**PROBLEM:** Find and copy each line of the records where the string "максимальное" shows up.

**GIVEN RECORDS:**
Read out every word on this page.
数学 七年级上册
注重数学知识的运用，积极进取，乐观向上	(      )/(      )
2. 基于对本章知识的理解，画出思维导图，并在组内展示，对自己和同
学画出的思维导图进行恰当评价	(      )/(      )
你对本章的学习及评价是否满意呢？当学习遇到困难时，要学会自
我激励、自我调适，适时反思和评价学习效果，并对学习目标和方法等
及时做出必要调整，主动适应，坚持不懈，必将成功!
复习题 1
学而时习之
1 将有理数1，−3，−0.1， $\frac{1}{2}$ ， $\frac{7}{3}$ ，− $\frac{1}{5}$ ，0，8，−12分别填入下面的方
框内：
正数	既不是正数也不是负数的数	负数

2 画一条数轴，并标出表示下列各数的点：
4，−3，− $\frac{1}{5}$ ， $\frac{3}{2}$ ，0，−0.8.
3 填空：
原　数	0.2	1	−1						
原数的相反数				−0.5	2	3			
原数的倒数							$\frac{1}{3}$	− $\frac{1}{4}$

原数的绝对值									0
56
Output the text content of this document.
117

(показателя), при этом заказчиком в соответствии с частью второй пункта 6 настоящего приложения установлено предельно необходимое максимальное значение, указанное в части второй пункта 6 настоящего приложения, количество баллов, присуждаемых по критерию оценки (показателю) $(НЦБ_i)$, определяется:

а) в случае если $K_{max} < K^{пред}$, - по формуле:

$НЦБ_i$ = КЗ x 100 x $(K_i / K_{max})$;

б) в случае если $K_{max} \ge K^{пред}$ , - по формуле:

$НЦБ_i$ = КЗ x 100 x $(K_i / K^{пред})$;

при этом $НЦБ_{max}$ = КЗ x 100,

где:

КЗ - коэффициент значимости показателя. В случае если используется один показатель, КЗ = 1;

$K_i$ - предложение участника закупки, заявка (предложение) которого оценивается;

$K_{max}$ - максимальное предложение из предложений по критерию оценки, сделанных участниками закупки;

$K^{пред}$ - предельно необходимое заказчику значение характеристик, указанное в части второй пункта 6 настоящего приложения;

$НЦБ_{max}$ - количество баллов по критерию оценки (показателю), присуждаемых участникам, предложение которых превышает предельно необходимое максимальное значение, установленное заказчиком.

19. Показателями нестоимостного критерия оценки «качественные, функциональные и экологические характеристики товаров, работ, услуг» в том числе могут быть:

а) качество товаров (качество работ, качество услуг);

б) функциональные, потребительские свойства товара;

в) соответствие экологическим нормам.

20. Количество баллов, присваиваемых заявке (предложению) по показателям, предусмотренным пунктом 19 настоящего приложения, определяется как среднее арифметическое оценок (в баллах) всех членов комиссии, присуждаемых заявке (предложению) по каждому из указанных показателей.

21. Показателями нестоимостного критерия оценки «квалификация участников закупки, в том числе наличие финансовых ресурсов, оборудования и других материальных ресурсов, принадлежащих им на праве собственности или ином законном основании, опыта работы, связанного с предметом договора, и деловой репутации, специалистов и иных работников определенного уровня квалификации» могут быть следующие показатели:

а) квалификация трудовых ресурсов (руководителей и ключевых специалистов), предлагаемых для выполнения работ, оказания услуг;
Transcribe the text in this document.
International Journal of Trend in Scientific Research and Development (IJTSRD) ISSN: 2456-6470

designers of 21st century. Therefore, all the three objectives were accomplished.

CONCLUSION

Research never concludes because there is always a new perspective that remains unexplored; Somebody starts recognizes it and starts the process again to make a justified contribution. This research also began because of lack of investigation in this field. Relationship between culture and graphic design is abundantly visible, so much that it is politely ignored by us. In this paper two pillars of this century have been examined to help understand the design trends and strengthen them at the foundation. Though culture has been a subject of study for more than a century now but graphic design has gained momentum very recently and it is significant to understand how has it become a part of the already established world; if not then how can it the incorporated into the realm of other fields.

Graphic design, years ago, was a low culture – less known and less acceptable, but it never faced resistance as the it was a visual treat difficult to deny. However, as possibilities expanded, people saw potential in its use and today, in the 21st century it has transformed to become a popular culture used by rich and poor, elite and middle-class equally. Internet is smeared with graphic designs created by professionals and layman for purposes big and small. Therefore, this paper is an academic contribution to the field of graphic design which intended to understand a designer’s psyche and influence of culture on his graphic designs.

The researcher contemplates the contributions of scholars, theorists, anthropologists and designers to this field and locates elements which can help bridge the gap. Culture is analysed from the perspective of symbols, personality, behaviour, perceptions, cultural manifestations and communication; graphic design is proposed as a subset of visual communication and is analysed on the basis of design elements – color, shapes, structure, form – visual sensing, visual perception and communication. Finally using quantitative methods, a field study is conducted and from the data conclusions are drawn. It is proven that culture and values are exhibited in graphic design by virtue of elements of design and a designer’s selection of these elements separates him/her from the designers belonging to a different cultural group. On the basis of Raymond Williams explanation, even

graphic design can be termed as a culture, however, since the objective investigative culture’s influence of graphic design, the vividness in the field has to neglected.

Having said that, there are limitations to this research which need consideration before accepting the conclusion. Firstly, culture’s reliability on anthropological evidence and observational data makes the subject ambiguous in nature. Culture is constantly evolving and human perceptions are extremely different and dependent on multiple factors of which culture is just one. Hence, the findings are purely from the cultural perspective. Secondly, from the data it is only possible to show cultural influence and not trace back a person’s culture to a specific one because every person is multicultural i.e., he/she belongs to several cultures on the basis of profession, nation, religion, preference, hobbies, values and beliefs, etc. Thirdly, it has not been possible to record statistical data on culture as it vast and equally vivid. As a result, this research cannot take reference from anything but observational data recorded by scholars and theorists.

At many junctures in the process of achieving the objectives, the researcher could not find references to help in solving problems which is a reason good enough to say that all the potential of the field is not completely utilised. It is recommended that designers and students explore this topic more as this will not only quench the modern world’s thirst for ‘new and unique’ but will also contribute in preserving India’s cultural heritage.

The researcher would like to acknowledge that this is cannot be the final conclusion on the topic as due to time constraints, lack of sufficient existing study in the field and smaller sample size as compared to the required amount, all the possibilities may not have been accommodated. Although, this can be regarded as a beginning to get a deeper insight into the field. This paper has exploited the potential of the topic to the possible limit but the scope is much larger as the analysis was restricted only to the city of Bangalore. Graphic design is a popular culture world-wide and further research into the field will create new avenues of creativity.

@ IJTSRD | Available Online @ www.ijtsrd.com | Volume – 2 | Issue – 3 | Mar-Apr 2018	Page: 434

**SOLUTION:**
(показателя), при этом заказчиком в соответствии с частью второй пункта 6 настоящего приложения установлено предельно необходимое максимальное значение, указанное в части второй пункта 6 настоящего приложения, количество баллов, присуждаемых по критерию оценки (показателю) $(НЦБ_i)$, определяется:
$K_{max}$ - максимальное предложение из предложений по критерию оценки, сделанных участниками закупки;
$НЦБ_{max}$ - количество баллов по критерию оценки (показателю), присуждаемых участникам, предложение которых превышает предельно необходимое максимальное значение, установленное заказчиком.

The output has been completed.